EXERCISE PROMPT
Copy out all of the data exactly as it appears.

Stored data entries
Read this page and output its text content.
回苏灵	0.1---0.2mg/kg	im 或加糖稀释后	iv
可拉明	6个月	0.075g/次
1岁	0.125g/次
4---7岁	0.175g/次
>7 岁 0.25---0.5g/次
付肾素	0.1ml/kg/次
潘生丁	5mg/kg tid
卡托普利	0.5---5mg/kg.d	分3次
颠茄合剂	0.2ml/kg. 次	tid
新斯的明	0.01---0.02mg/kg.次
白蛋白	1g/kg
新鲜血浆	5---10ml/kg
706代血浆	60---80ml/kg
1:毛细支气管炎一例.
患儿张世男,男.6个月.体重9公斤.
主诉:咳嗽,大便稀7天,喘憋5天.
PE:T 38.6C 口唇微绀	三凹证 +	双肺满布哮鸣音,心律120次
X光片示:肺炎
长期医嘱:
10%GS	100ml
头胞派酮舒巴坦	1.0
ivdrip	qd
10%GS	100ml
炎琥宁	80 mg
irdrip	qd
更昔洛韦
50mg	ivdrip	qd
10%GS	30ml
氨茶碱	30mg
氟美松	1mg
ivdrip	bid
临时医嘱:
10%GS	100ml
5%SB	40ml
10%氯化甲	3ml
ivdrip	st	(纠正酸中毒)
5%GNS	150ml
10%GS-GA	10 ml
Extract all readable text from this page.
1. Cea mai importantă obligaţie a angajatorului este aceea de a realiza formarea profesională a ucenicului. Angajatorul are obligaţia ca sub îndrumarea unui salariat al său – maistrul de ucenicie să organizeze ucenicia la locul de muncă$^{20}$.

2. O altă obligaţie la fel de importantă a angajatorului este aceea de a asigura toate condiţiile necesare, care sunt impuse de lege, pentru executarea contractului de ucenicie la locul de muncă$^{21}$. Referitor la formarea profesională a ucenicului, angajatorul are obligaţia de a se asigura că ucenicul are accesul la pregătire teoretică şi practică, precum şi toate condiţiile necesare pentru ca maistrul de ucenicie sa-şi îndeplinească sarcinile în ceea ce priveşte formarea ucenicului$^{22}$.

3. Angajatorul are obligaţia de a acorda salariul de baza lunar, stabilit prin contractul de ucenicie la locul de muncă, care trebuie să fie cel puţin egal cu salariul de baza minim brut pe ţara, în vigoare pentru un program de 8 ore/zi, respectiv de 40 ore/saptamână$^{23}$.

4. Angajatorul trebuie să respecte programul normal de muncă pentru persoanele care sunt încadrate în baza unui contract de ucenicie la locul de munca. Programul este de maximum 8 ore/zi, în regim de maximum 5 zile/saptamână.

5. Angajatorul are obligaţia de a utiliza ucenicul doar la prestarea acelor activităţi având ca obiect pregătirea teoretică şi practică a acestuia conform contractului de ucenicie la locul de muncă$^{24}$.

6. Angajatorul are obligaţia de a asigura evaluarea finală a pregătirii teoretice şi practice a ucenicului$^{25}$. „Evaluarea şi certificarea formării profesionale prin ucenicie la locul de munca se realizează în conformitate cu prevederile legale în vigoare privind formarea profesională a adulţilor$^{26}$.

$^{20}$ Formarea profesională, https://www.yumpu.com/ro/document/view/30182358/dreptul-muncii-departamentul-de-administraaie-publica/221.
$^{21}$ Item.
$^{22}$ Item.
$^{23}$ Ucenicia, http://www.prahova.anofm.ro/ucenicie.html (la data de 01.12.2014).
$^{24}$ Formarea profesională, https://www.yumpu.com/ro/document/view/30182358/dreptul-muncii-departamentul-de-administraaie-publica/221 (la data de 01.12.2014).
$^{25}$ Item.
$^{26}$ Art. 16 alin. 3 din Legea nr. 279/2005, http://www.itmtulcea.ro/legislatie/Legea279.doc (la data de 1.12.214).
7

THE SOLUTION
Read this page and output its text content.
回苏灵	0.1---0.2mg/kg	im 或加糖稀释后	iv
可拉明	6个月	0.075g/次
1岁	0.125g/次
4---7岁	0.175g/次
>7 岁 0.25---0.5g/次
付肾素	0.1ml/kg/次
潘生丁	5mg/kg tid
卡托普利	0.5---5mg/kg.d	分3次
颠茄合剂	0.2ml/kg. 次	tid
新斯的明	0.01---0.02mg/kg.次
白蛋白	1g/kg
新鲜血浆	5---10ml/kg
706代血浆	60---80ml/kg
1:毛细支气管炎一例.
患儿张世男,男.6个月.体重9公斤.
主诉:咳嗽,大便稀7天,喘憋5天.
PE:T 38.6C 口唇微绀	三凹证 +	双肺满布哮鸣音,心律120次
X光片示:肺炎
长期医嘱:
10%GS	100ml
头胞派酮舒巴坦	1.0
ivdrip	qd
10%GS	100ml
炎琥宁	80 mg
irdrip	qd
更昔洛韦
50mg	ivdrip	qd
10%GS	30ml
氨茶碱	30mg
氟美松	1mg
ivdrip	bid
临时医嘱:
10%GS	100ml
5%SB	40ml
10%氯化甲	3ml
ivdrip	st	(纠正酸中毒)
5%GNS	150ml
10%GS-GA	10 ml
Extract all readable text from this page.
1. Cea mai importantă obligaţie a angajatorului este aceea de a realiza formarea profesională a ucenicului. Angajatorul are obligaţia ca sub îndrumarea unui salariat al său – maistrul de ucenicie să organizeze ucenicia la locul de muncă$^{20}$.

2. O altă obligaţie la fel de importantă a angajatorului este aceea de a asigura toate condiţiile necesare, care sunt impuse de lege, pentru executarea contractului de ucenicie la locul de muncă$^{21}$. Referitor la formarea profesională a ucenicului, angajatorul are obligaţia de a se asigura că ucenicul are accesul la pregătire teoretică şi practică, precum şi toate condiţiile necesare pentru ca maistrul de ucenicie sa-şi îndeplinească sarcinile în ceea ce priveşte formarea ucenicului$^{22}$.

3. Angajatorul are obligaţia de a acorda salariul de baza lunar, stabilit prin contractul de ucenicie la locul de muncă, care trebuie să fie cel puţin egal cu salariul de baza minim brut pe ţara, în vigoare pentru un program de 8 ore/zi, respectiv de 40 ore/saptamână$^{23}$.

4. Angajatorul trebuie să respecte programul normal de muncă pentru persoanele care sunt încadrate în baza unui contract de ucenicie la locul de munca. Programul este de maximum 8 ore/zi, în regim de maximum 5 zile/saptamână.

5. Angajatorul are obligaţia de a utiliza ucenicul doar la prestarea acelor activităţi având ca obiect pregătirea teoretică şi practică a acestuia conform contractului de ucenicie la locul de muncă$^{24}$.

6. Angajatorul are obligaţia de a asigura evaluarea finală a pregătirii teoretice şi practice a ucenicului$^{25}$. „Evaluarea şi certificarea formării profesionale prin ucenicie la locul de munca se realizează în conformitate cu prevederile legale în vigoare privind formarea profesională a adulţilor$^{26}$.

$^{20}$ Formarea profesională, https://www.yumpu.com/ro/document/view/30182358/dreptul-muncii-departamentul-de-administraaie-publica/221.
$^{21}$ Item.
$^{22}$ Item.
$^{23}$ Ucenicia, http://www.prahova.anofm.ro/ucenicie.html (la data de 01.12.2014).
$^{24}$ Formarea profesională, https://www.yumpu.com/ro/document/view/30182358/dreptul-muncii-departamentul-de-administraaie-publica/221 (la data de 01.12.2014).
$^{25}$ Item.
$^{26}$ Art. 16 alin. 3 din Legea nr. 279/2005, http://www.itmtulcea.ro/legislatie/Legea279.doc (la data de 1.12.214).
7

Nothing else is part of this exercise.